_Direction:_ All entries are to be quoted exactly; the images stay out of the copy.

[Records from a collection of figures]
»»
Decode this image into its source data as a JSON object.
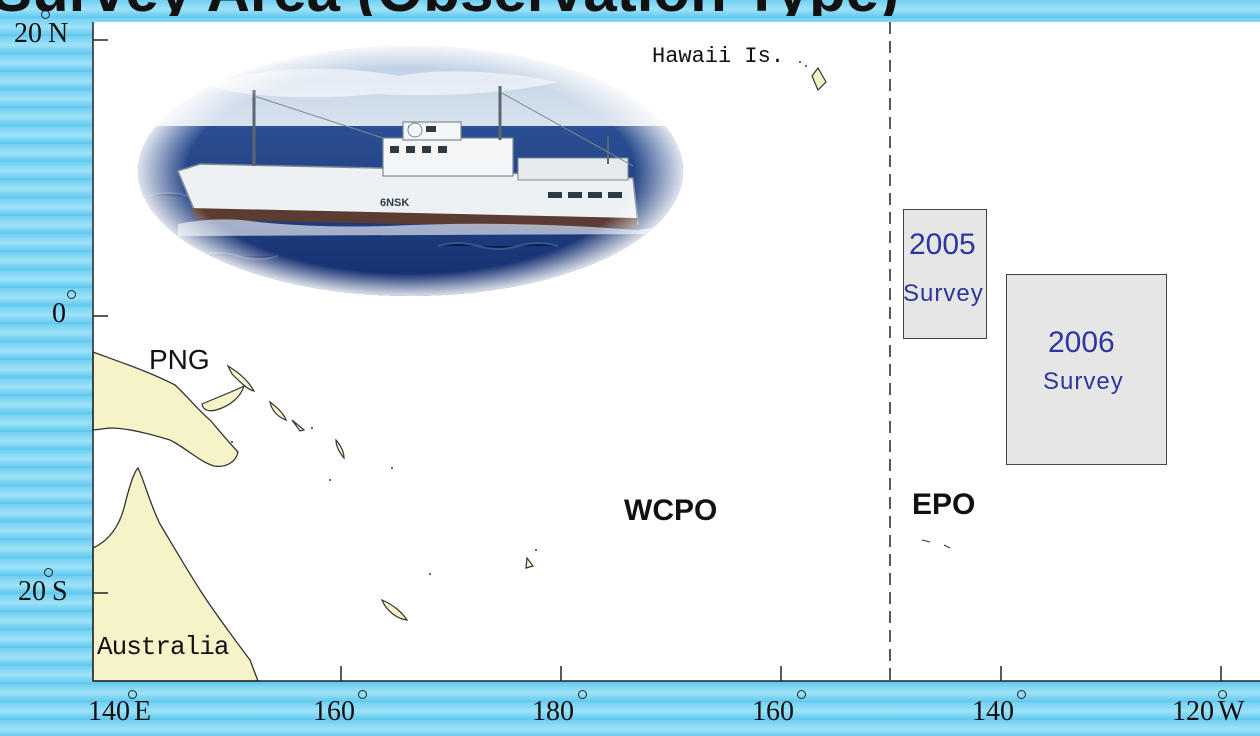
{
  "slide_title": "Survey Area (Observation Type)",
  "map": {
    "lat_labels": {
      "n20": "20",
      "n20_hem": "N",
      "eq": "0",
      "s20": "20",
      "s20_hem": "S"
    },
    "lon_labels": {
      "e140": "140",
      "e140_hem": "E",
      "e160": "160",
      "date180": "180",
      "w160": "160",
      "w140": "140",
      "w120": "120",
      "w120_hem": "W"
    },
    "places": {
      "hawaii": "Hawaii Is.",
      "png": "PNG",
      "australia": "Australia"
    },
    "regions": {
      "wcpo": "WCPO",
      "epo": "EPO"
    },
    "surveys": [
      {
        "year": "2005",
        "label": "Survey"
      },
      {
        "year": "2006",
        "label": "Survey"
      }
    ],
    "vessel_id": "6NSK",
    "colors": {
      "land": "#f7f3c8",
      "survey_box": "#e6e6e6",
      "survey_text": "#2d35a0",
      "background": "#6fd0f2"
    }
  }
}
««
_Reply:_
Decode this image into its source data as a JSON object.
{
  "slide_title": "Survey Area (Observation Type)",
  "map": {
    "lat_labels": {
      "n20": "20",
      "n20_hem": "N",
      "eq": "0",
      "s20": "20",
      "s20_hem": "S"
    },
    "lon_labels": {
      "e140": "140",
      "e140_hem": "E",
      "e160": "160",
      "date180": "180",
      "w160": "160",
      "w140": "140",
      "w120": "120",
      "w120_hem": "W"
    },
    "places": {
      "hawaii": "Hawaii Is.",
      "png": "PNG",
      "australia": "Australia"
    },
    "regions": {
      "wcpo": "WCPO",
      "epo": "EPO"
    },
    "surveys": [
      {
        "year": "2005",
        "label": "Survey"
      },
      {
        "year": "2006",
        "label": "Survey"
      }
    ],
    "vessel_id": "6NSK",
    "colors": {
      "land": "#f7f3c8",
      "survey_box": "#e6e6e6",
      "survey_text": "#2d35a0",
      "background": "#6fd0f2"
    }
  }
}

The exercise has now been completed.